Extract every line that contains the string "chevron".

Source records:
########

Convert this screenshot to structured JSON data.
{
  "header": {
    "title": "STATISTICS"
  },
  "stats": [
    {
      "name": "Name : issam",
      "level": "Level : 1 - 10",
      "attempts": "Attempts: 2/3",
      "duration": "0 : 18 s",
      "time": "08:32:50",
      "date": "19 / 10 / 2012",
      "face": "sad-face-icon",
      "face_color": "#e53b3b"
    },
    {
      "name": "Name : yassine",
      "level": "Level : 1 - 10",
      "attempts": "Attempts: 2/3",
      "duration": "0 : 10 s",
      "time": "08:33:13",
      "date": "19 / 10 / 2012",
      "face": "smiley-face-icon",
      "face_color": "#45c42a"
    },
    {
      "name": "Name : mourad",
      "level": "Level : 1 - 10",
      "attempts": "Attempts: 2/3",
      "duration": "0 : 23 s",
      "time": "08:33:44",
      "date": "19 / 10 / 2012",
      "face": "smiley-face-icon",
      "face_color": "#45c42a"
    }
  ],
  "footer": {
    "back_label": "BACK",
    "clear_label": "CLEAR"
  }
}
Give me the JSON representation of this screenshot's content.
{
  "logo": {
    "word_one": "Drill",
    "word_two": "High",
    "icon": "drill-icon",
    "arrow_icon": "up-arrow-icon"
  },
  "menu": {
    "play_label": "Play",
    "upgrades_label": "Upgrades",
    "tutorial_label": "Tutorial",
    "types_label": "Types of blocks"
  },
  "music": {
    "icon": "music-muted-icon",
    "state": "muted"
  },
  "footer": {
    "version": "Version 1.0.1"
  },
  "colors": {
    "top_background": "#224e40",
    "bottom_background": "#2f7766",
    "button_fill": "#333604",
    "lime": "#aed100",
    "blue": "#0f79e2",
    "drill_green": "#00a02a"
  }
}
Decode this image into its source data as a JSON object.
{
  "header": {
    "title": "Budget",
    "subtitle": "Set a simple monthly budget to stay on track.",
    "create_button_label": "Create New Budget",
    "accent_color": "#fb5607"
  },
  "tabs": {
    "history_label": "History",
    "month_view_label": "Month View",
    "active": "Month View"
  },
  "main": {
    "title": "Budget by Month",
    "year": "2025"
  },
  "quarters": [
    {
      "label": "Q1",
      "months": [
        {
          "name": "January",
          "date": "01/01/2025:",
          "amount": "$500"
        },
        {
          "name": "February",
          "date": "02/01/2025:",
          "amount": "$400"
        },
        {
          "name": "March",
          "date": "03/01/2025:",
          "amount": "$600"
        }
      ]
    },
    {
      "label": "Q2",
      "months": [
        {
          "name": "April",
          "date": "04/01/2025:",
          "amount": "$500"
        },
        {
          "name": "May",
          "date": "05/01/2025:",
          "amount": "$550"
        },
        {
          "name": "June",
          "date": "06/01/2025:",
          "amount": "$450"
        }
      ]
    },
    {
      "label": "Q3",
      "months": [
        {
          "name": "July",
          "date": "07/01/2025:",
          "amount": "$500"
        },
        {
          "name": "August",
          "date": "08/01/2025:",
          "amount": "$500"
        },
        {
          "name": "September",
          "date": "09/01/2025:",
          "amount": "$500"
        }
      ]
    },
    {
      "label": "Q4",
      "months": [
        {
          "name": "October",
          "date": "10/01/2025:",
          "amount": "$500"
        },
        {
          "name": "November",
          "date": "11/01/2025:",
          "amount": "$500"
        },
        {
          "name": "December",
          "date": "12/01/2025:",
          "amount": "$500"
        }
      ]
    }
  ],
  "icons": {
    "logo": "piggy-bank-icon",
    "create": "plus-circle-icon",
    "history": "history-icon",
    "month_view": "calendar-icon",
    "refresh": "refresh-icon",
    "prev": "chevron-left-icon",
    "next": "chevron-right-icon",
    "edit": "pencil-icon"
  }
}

########

> **Task response**:
    "prev": "chevron-left-icon",
    "next": "chevron-right-icon",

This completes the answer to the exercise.